Supplied data:
»»

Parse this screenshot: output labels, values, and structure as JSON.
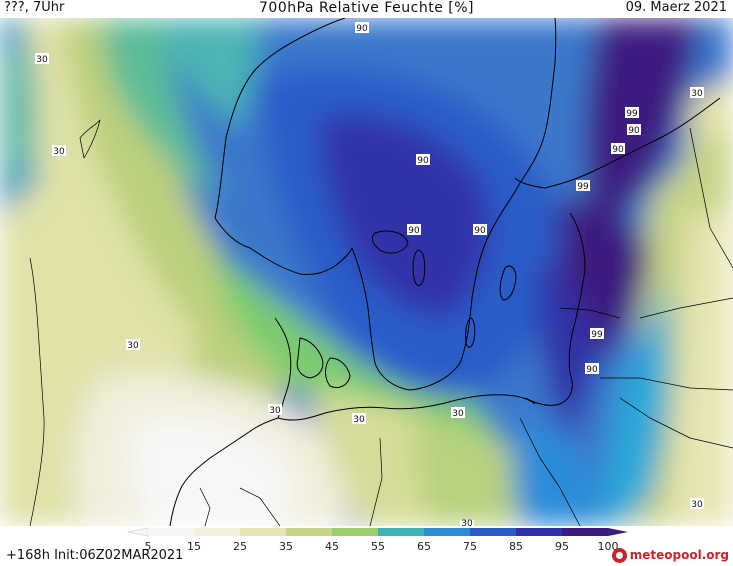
{
  "header": {
    "left": "???, 7Uhr",
    "title": "700hPa Relative Feuchte [%]",
    "right": "09. Maerz 2021"
  },
  "footer": {
    "run_info": "+168h  Init:06Z02MAR2021",
    "brand": "meteopool.org"
  },
  "legend": {
    "ticks": [
      "5",
      "15",
      "25",
      "35",
      "45",
      "55",
      "65",
      "75",
      "85",
      "95",
      "100"
    ],
    "colors": [
      "#f6f6f6",
      "#f2efdc",
      "#e6e6b4",
      "#c8d488",
      "#9ccc6c",
      "#3cb4b4",
      "#2c8cd8",
      "#2a5cc8",
      "#3232a8",
      "#3c1c80"
    ]
  },
  "contour_labels": [
    "90",
    "30",
    "30",
    "90",
    "90",
    "90",
    "99",
    "90",
    "90",
    "99",
    "30",
    "30",
    "30",
    "30",
    "99",
    "90",
    "30",
    "30",
    "30"
  ],
  "chart_data": {
    "type": "heatmap",
    "title": "700hPa Relative Feuchte [%]",
    "variable": "Relative humidity at 700 hPa",
    "unit": "%",
    "valid_date": "09. Maerz 2021",
    "forecast_hour": "+168h",
    "init": "06Z02MAR2021",
    "colorbar_ticks": [
      5,
      15,
      25,
      35,
      45,
      55,
      65,
      75,
      85,
      95,
      100
    ],
    "contour_levels_labeled": [
      30,
      90,
      99
    ]
  }
}
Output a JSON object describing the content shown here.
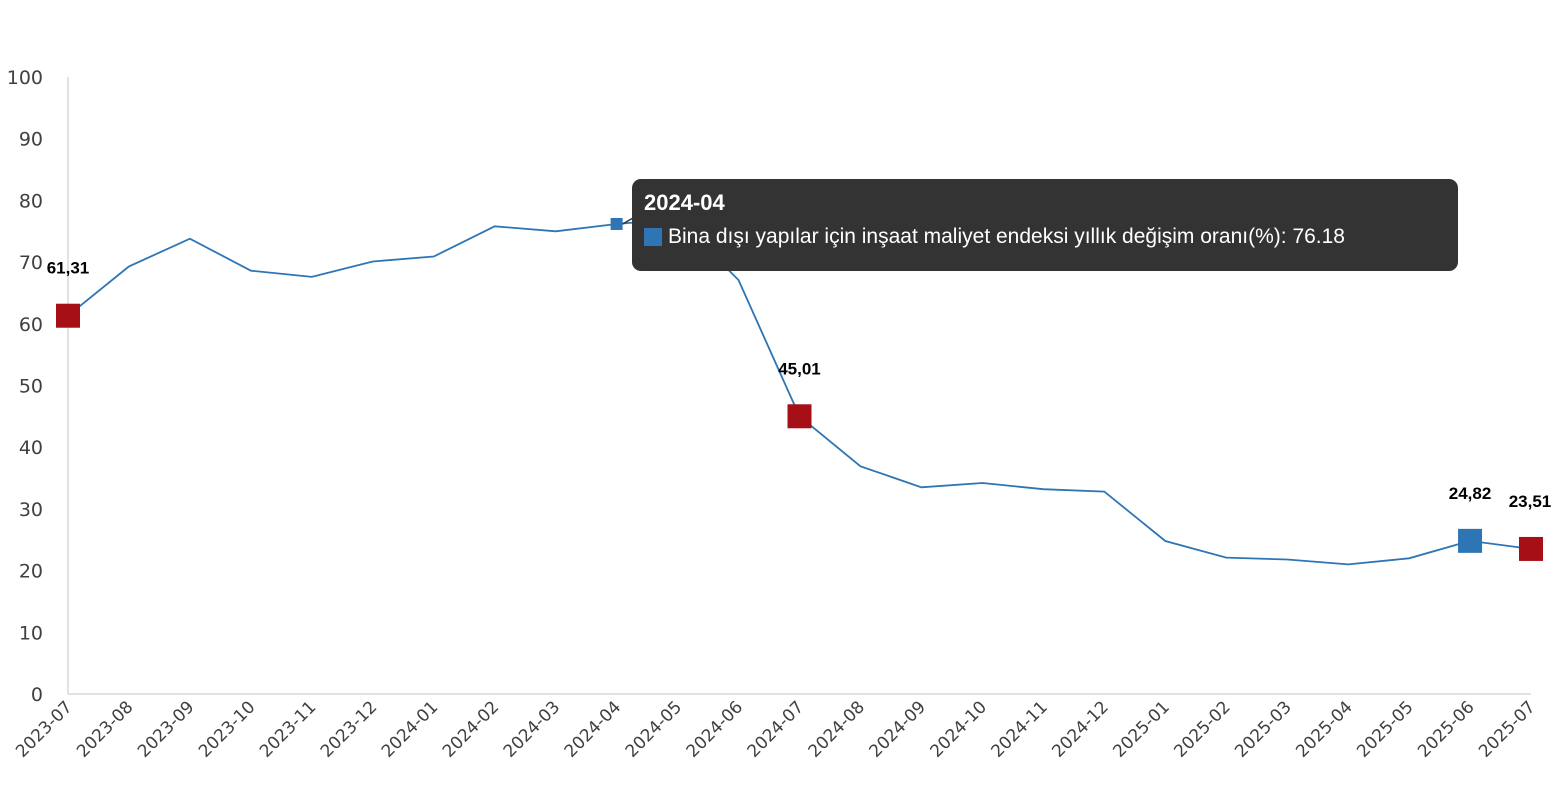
{
  "chart_data": {
    "type": "line",
    "title": "",
    "xlabel": "",
    "ylabel": "",
    "ylim": [
      0,
      100
    ],
    "yticks": [
      0,
      10,
      20,
      30,
      40,
      50,
      60,
      70,
      80,
      90,
      100
    ],
    "grid": false,
    "categories": [
      "2023-07",
      "2023-08",
      "2023-09",
      "2023-10",
      "2023-11",
      "2023-12",
      "2024-01",
      "2024-02",
      "2024-03",
      "2024-04",
      "2024-05",
      "2024-06",
      "2024-07",
      "2024-08",
      "2024-09",
      "2024-10",
      "2024-11",
      "2024-12",
      "2025-01",
      "2025-02",
      "2025-03",
      "2025-04",
      "2025-05",
      "2025-06",
      "2025-07"
    ],
    "series": [
      {
        "name": "Bina dışı yapılar için inşaat maliyet endeksi yıllık değişim oranı(%)",
        "color": "#2e75b6",
        "values": [
          61.31,
          69.3,
          73.8,
          68.6,
          67.6,
          70.1,
          70.9,
          75.8,
          75.0,
          76.18,
          77.0,
          67.1,
          45.01,
          36.9,
          33.5,
          34.2,
          33.2,
          32.8,
          24.8,
          22.1,
          21.8,
          21.0,
          22.0,
          24.82,
          23.51
        ]
      }
    ],
    "highlight_markers": [
      {
        "index": 0,
        "label": "61,31",
        "color": "#a50f15"
      },
      {
        "index": 12,
        "label": "45,01",
        "color": "#a50f15"
      },
      {
        "index": 23,
        "label": "24,82",
        "color": "#2e75b6"
      },
      {
        "index": 24,
        "label": "23,51",
        "color": "#a50f15"
      }
    ],
    "tooltip": {
      "index": 9,
      "title": "2024-04",
      "series_label": "Bina dışı yapılar için inşaat maliyet endeksi yıllık değişim oranı(%)",
      "value_text": "76.18",
      "swatch_color": "#2e75b6"
    }
  }
}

««

Task objective:
Copy out every line of the data that includes the word "inşaat".

Answer to this exercise:
        "name": "Bina dışı yapılar için inşaat maliyet endeksi yıllık değişim oranı(%)",
      "series_label": "Bina dışı yapılar için inşaat maliyet endeksi yıllık değişim oranı(%)",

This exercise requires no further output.